Given exercise — Transcribe every line, keeping it exact.

The records —
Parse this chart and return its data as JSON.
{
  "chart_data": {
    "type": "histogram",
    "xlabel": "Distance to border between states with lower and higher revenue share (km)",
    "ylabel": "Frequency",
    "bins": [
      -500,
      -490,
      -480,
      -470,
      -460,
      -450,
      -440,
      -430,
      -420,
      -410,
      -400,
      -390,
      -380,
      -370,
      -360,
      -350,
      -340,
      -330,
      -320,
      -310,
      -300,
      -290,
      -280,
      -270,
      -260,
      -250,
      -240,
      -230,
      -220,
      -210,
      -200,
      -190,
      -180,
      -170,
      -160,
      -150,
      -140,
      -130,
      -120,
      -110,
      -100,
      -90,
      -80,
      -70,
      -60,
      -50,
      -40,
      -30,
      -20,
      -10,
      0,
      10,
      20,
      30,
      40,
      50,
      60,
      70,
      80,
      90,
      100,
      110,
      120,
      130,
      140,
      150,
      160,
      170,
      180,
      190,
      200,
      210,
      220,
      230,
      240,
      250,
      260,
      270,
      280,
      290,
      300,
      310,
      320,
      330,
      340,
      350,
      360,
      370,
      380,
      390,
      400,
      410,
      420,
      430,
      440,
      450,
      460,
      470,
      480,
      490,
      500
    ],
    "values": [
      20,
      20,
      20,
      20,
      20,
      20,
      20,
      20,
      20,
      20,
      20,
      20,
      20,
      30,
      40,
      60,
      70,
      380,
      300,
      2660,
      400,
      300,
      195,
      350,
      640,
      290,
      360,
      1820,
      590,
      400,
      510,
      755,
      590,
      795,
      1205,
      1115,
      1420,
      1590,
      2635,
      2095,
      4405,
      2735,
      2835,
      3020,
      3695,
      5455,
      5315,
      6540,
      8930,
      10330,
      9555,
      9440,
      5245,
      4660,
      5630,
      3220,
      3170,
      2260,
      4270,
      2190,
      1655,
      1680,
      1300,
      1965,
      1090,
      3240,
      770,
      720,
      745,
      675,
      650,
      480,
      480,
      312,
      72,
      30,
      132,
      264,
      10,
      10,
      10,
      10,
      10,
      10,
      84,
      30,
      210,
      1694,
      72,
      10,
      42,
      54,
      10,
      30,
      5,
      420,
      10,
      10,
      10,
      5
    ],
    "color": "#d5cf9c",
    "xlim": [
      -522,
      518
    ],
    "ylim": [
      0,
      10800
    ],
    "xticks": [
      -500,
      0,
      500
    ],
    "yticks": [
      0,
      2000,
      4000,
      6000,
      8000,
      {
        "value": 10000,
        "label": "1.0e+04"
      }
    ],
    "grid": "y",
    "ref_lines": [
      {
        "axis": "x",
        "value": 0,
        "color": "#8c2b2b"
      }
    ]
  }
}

Exercise output —
Parse this chart and return its data as JSON.
{
  "chart_data": {
    "type": "histogram",
    "xlabel": "Distance to border between states with lower and higher revenue share (km)",
    "ylabel": "Frequency",
    "bins": [
      -500,
      -490,
      -480,
      -470,
      -460,
      -450,
      -440,
      -430,
      -420,
      -410,
      -400,
      -390,
      -380,
      -370,
      -360,
      -350,
      -340,
      -330,
      -320,
      -310,
      -300,
      -290,
      -280,
      -270,
      -260,
      -250,
      -240,
      -230,
      -220,
      -210,
      -200,
      -190,
      -180,
      -170,
      -160,
      -150,
      -140,
      -130,
      -120,
      -110,
      -100,
      -90,
      -80,
      -70,
      -60,
      -50,
      -40,
      -30,
      -20,
      -10,
      0,
      10,
      20,
      30,
      40,
      50,
      60,
      70,
      80,
      90,
      100,
      110,
      120,
      130,
      140,
      150,
      160,
      170,
      180,
      190,
      200,
      210,
      220,
      230,
      240,
      250,
      260,
      270,
      280,
      290,
      300,
      310,
      320,
      330,
      340,
      350,
      360,
      370,
      380,
      390,
      400,
      410,
      420,
      430,
      440,
      450,
      460,
      470,
      480,
      490,
      500
    ],
    "values": [
      20,
      20,
      20,
      20,
      20,
      20,
      20,
      20,
      20,
      20,
      20,
      20,
      20,
      30,
      40,
      60,
      70,
      380,
      300,
      2660,
      400,
      300,
      195,
      350,
      640,
      290,
      360,
      1820,
      590,
      400,
      510,
      755,
      590,
      795,
      1205,
      1115,
      1420,
      1590,
      2635,
      2095,
      4405,
      2735,
      2835,
      3020,
      3695,
      5455,
      5315,
      6540,
      8930,
      10330,
      9555,
      9440,
      5245,
      4660,
      5630,
      3220,
      3170,
      2260,
      4270,
      2190,
      1655,
      1680,
      1300,
      1965,
      1090,
      3240,
      770,
      720,
      745,
      675,
      650,
      480,
      480,
      312,
      72,
      30,
      132,
      264,
      10,
      10,
      10,
      10,
      10,
      10,
      84,
      30,
      210,
      1694,
      72,
      10,
      42,
      54,
      10,
      30,
      5,
      420,
      10,
      10,
      10,
      5
    ],
    "color": "#d5cf9c",
    "xlim": [
      -522,
      518
    ],
    "ylim": [
      0,
      10800
    ],
    "xticks": [
      -500,
      0,
      500
    ],
    "yticks": [
      0,
      2000,
      4000,
      6000,
      8000,
      {
        "value": 10000,
        "label": "1.0e+04"
      }
    ],
    "grid": "y",
    "ref_lines": [
      {
        "axis": "x",
        "value": 0,
        "color": "#8c2b2b"
      }
    ]
  }
}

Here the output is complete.